→ **Task details**
Each line containing the word "screenshot" must be reported.

# Start of Records for this task

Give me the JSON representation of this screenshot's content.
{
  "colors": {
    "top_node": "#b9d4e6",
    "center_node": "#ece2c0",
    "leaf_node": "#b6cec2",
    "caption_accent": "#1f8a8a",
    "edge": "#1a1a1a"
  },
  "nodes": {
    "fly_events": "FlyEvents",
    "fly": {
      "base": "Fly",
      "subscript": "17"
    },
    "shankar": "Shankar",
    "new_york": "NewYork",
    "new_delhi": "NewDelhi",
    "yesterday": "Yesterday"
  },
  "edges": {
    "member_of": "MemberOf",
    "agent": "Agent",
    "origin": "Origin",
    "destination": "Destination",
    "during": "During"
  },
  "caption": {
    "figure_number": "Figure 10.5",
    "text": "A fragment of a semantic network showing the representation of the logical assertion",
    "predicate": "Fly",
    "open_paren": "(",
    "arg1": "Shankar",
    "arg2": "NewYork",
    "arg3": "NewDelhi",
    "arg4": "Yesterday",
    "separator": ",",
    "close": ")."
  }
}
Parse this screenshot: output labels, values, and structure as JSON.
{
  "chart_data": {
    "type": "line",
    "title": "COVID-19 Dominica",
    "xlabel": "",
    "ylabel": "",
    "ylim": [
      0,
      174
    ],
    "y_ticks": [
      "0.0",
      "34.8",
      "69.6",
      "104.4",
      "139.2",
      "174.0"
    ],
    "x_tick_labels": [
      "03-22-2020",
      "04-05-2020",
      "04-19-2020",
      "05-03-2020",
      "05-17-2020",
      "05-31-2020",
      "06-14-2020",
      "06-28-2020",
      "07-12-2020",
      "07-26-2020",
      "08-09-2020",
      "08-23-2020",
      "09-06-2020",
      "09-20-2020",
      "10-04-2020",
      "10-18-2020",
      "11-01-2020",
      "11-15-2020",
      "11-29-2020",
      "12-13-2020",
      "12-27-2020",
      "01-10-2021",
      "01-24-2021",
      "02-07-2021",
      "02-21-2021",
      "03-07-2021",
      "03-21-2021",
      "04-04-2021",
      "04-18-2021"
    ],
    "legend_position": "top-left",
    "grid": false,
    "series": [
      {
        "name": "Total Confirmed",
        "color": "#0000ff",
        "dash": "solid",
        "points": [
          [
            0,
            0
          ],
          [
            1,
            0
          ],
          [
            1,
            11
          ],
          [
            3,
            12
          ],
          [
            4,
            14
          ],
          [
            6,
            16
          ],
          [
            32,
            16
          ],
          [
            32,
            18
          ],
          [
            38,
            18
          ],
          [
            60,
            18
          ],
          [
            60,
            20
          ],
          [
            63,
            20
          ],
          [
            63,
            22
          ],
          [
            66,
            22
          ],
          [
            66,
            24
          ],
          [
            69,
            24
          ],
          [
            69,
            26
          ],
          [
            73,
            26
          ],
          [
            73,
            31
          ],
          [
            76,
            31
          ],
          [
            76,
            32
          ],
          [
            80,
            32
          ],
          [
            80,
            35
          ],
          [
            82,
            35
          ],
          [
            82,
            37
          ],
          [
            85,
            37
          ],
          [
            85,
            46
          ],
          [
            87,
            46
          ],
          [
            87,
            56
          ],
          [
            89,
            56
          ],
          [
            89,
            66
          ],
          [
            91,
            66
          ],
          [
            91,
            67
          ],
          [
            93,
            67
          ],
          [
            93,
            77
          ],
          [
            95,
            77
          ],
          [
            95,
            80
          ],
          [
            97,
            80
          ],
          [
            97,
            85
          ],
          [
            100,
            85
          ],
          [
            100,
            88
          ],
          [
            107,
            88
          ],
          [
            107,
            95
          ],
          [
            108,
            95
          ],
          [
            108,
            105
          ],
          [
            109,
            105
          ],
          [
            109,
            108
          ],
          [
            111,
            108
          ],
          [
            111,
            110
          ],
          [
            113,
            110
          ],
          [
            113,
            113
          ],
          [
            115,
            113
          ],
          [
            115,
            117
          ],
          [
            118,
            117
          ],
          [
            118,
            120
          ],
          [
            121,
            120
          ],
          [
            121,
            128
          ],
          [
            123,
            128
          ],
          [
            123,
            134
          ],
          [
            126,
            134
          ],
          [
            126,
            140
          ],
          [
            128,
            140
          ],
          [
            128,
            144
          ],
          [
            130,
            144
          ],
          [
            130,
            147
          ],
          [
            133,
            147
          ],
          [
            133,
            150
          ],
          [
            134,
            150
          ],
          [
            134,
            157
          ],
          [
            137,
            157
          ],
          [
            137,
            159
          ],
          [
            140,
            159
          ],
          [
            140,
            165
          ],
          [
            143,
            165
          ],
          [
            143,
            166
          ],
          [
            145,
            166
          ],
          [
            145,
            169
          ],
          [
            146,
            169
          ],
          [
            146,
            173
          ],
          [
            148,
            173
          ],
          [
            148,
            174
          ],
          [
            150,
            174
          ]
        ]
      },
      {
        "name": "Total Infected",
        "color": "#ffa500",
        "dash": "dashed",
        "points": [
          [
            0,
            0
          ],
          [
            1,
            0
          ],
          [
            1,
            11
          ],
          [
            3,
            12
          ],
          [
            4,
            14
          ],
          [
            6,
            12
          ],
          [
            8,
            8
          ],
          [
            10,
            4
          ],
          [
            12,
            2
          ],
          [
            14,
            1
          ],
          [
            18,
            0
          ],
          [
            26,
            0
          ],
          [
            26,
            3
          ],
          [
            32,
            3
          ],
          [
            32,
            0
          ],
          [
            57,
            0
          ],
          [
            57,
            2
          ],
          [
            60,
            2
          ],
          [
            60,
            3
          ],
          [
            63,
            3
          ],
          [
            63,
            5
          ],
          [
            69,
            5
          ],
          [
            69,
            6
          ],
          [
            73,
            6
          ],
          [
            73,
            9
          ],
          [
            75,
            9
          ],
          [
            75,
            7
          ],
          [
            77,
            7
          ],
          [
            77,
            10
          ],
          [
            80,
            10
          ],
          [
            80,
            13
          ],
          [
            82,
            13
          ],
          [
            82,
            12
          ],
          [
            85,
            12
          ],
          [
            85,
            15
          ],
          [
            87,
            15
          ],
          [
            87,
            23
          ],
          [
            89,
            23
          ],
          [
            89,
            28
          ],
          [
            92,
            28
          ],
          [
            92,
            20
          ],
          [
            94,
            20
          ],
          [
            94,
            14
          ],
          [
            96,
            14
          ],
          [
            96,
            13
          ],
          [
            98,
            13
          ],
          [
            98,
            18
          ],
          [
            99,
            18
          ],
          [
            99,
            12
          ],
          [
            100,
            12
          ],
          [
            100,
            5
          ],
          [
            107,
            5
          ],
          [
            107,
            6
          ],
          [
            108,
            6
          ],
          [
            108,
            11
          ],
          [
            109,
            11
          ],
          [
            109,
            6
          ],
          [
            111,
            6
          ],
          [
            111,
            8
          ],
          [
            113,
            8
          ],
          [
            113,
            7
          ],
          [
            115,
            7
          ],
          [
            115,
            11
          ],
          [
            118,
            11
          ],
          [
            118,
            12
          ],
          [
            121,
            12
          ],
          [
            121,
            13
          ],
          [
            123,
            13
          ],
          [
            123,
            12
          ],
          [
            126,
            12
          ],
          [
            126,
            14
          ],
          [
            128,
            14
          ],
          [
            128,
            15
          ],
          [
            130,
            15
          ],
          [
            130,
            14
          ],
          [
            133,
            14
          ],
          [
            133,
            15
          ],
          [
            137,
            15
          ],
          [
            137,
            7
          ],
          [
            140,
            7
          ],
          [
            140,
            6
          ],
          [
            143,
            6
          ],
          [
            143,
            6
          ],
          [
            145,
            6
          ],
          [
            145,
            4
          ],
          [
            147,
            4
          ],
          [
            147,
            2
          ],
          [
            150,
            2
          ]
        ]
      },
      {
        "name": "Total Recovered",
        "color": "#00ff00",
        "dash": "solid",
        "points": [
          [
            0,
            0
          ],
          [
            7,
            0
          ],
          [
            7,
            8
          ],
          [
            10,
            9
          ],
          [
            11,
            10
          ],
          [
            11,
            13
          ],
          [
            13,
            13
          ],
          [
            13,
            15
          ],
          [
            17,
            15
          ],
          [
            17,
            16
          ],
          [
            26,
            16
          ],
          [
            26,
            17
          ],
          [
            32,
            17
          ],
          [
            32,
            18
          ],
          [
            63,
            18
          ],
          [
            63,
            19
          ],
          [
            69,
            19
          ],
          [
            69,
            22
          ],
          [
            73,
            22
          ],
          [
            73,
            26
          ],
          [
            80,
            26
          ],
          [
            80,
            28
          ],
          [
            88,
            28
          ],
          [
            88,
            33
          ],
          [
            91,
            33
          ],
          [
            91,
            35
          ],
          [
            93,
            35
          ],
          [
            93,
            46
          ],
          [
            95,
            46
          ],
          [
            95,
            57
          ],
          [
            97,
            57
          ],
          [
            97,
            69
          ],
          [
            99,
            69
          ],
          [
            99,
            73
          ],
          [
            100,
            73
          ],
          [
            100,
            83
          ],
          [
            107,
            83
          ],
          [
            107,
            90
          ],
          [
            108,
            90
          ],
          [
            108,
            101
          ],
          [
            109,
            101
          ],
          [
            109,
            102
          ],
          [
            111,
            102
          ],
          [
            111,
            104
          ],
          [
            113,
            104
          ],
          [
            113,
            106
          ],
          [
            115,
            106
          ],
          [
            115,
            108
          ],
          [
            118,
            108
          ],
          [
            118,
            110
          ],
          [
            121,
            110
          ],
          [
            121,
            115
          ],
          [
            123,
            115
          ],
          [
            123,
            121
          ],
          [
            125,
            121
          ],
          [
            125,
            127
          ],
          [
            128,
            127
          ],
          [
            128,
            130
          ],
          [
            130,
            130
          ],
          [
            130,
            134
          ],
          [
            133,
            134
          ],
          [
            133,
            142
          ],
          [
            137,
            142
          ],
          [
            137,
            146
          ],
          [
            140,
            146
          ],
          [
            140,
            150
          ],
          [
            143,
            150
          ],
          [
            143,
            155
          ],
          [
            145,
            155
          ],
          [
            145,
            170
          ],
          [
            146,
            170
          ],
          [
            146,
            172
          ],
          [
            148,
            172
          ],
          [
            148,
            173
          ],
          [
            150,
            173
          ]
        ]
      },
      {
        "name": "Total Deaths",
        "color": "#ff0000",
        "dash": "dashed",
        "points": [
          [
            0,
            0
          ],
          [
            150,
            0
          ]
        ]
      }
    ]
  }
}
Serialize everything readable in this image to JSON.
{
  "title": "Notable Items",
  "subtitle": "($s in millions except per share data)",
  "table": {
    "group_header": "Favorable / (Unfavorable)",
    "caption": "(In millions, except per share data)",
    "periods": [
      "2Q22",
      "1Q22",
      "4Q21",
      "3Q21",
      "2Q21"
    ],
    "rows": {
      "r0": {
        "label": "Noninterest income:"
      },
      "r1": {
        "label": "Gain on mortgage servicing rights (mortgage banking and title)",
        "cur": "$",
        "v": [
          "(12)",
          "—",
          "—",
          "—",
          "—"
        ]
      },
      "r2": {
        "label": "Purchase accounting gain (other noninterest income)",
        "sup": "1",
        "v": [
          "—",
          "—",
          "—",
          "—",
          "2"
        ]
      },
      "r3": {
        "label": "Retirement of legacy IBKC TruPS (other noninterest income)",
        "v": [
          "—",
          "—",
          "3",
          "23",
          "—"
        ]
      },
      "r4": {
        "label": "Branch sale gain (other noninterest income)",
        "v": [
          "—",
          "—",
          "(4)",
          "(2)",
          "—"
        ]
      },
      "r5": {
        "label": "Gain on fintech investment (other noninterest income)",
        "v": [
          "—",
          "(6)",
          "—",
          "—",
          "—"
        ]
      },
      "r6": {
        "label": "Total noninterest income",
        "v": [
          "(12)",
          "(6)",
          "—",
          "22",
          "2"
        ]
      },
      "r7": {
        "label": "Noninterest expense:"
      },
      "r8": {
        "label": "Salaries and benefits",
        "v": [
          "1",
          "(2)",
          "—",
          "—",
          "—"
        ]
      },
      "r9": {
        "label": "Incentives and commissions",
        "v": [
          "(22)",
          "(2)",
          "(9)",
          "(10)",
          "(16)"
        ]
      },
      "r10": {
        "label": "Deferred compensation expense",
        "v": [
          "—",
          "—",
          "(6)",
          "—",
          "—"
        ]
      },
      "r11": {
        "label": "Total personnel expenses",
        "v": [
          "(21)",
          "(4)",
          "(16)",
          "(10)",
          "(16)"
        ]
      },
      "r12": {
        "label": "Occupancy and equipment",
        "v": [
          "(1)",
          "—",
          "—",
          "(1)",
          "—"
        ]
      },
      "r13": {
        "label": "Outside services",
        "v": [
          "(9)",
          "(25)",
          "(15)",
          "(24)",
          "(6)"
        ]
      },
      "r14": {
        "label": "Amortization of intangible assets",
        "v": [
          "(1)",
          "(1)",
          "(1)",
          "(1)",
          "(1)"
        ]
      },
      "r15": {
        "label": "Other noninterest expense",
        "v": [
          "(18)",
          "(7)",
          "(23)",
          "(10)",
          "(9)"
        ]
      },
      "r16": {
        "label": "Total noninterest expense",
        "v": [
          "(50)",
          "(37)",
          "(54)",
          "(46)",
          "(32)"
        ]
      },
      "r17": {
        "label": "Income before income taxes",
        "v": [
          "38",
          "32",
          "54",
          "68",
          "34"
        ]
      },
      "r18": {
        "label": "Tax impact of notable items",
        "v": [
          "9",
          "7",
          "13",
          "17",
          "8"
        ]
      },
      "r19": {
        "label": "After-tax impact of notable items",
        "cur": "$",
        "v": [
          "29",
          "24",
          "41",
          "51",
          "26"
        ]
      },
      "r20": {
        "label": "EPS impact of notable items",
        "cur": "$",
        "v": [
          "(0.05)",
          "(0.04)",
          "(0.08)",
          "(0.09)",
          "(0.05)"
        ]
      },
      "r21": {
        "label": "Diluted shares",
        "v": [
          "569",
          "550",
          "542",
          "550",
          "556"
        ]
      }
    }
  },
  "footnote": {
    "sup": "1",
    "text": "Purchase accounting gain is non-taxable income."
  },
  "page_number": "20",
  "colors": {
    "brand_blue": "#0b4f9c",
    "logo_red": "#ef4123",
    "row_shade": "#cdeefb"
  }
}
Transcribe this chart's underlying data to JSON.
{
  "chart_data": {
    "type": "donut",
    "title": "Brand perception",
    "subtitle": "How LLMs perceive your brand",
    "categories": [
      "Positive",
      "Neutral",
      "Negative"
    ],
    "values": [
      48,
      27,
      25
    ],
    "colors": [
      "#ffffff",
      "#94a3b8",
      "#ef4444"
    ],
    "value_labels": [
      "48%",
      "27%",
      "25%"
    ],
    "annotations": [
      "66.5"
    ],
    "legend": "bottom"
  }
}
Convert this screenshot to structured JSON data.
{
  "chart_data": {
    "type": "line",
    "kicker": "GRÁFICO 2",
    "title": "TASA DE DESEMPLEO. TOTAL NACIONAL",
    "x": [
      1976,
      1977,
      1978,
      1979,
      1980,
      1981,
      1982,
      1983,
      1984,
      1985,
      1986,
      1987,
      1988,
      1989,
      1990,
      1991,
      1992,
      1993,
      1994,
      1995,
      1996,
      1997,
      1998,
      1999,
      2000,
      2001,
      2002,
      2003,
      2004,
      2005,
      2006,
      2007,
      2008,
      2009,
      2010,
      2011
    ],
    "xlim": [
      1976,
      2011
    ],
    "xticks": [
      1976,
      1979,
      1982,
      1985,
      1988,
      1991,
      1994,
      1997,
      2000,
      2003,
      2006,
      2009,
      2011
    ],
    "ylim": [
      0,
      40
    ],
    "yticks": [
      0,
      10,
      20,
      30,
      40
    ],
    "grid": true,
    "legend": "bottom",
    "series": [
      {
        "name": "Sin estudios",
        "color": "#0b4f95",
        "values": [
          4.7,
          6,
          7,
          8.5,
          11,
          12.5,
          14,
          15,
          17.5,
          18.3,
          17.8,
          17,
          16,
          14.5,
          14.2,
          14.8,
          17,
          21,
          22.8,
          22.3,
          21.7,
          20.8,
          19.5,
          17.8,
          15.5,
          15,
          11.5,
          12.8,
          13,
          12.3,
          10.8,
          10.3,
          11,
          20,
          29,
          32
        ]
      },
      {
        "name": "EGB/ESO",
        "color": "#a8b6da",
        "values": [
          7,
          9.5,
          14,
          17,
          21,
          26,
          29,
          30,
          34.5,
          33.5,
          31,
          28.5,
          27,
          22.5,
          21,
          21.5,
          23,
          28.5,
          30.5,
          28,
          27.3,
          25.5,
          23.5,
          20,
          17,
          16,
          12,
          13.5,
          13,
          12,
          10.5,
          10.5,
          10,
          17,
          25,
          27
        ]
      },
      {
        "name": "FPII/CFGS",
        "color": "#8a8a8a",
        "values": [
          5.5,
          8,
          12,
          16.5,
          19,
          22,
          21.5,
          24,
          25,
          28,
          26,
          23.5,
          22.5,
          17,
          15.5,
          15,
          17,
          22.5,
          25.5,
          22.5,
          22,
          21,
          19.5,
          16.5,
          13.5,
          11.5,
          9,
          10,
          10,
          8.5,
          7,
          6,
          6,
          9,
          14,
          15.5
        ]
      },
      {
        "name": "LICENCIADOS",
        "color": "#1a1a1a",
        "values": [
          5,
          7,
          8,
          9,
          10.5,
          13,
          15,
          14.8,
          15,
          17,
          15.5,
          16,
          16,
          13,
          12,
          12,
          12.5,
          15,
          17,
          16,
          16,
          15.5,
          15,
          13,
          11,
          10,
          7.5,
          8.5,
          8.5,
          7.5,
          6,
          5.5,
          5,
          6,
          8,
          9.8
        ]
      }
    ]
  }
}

# End of Records for this task

→ **The response**
Give me the JSON representation of this screenshot's content.
Parse this screenshot: output labels, values, and structure as JSON.
Convert this screenshot to structured JSON data.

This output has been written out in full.